--- start The records ---

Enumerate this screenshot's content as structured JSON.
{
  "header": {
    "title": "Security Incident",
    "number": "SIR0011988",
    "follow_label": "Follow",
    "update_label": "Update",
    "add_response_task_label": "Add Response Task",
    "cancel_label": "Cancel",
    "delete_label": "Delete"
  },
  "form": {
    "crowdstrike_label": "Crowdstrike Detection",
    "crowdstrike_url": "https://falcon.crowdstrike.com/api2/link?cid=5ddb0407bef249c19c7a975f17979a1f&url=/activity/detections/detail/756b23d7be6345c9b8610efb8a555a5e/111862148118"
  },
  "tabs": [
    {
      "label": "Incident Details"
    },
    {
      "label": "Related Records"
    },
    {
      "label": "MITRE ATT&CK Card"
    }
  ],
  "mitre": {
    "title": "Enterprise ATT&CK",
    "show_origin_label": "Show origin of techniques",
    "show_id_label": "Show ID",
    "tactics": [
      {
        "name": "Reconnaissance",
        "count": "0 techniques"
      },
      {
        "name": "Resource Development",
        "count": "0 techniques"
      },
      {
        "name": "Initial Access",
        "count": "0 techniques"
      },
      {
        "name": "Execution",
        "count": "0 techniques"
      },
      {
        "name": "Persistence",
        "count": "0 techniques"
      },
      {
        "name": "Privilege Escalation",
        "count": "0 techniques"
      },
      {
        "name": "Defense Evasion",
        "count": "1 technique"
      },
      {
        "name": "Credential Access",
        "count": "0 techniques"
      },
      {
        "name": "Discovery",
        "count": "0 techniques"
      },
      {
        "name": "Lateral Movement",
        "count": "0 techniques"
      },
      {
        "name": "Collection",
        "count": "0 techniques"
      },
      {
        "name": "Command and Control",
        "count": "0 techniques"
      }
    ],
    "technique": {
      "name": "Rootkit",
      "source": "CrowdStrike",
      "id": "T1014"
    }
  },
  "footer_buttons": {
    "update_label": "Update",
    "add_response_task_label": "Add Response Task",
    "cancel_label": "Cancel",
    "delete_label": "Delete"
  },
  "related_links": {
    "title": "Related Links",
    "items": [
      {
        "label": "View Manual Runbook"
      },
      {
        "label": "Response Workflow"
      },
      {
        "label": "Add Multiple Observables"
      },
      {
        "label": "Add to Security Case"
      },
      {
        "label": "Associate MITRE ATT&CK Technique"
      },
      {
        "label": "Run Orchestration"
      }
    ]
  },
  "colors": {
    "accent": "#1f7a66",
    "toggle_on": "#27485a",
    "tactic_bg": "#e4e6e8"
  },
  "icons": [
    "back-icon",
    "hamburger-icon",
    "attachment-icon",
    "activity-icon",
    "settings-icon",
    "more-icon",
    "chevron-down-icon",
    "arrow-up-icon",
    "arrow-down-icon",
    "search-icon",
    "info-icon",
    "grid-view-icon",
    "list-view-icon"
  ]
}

--- end The records ---

• _Instructions to follow_:
Every line of the data above should be reproduced word for word.

• _Exercise output_:
Enumerate this screenshot's content as structured JSON.
{
  "header": {
    "title": "Security Incident",
    "number": "SIR0011988",
    "follow_label": "Follow",
    "update_label": "Update",
    "add_response_task_label": "Add Response Task",
    "cancel_label": "Cancel",
    "delete_label": "Delete"
  },
  "form": {
    "crowdstrike_label": "Crowdstrike Detection",
    "crowdstrike_url": "https://falcon.crowdstrike.com/api2/link?cid=5ddb0407bef249c19c7a975f17979a1f&url=/activity/detections/detail/756b23d7be6345c9b8610efb8a555a5e/111862148118"
  },
  "tabs": [
    {
      "label": "Incident Details"
    },
    {
      "label": "Related Records"
    },
    {
      "label": "MITRE ATT&CK Card"
    }
  ],
  "mitre": {
    "title": "Enterprise ATT&CK",
    "show_origin_label": "Show origin of techniques",
    "show_id_label": "Show ID",
    "tactics": [
      {
        "name": "Reconnaissance",
        "count": "0 techniques"
      },
      {
        "name": "Resource Development",
        "count": "0 techniques"
      },
      {
        "name": "Initial Access",
        "count": "0 techniques"
      },
      {
        "name": "Execution",
        "count": "0 techniques"
      },
      {
        "name": "Persistence",
        "count": "0 techniques"
      },
      {
        "name": "Privilege Escalation",
        "count": "0 techniques"
      },
      {
        "name": "Defense Evasion",
        "count": "1 technique"
      },
      {
        "name": "Credential Access",
        "count": "0 techniques"
      },
      {
        "name": "Discovery",
        "count": "0 techniques"
      },
      {
        "name": "Lateral Movement",
        "count": "0 techniques"
      },
      {
        "name": "Collection",
        "count": "0 techniques"
      },
      {
        "name": "Command and Control",
        "count": "0 techniques"
      }
    ],
    "technique": {
      "name": "Rootkit",
      "source": "CrowdStrike",
      "id": "T1014"
    }
  },
  "footer_buttons": {
    "update_label": "Update",
    "add_response_task_label": "Add Response Task",
    "cancel_label": "Cancel",
    "delete_label": "Delete"
  },
  "related_links": {
    "title": "Related Links",
    "items": [
      {
        "label": "View Manual Runbook"
      },
      {
        "label": "Response Workflow"
      },
      {
        "label": "Add Multiple Observables"
      },
      {
        "label": "Add to Security Case"
      },
      {
        "label": "Associate MITRE ATT&CK Technique"
      },
      {
        "label": "Run Orchestration"
      }
    ]
  },
  "colors": {
    "accent": "#1f7a66",
    "toggle_on": "#27485a",
    "tactic_bg": "#e4e6e8"
  },
  "icons": [
    "back-icon",
    "hamburger-icon",
    "attachment-icon",
    "activity-icon",
    "settings-icon",
    "more-icon",
    "chevron-down-icon",
    "arrow-up-icon",
    "arrow-down-icon",
    "search-icon",
    "info-icon",
    "grid-view-icon",
    "list-view-icon"
  ]
}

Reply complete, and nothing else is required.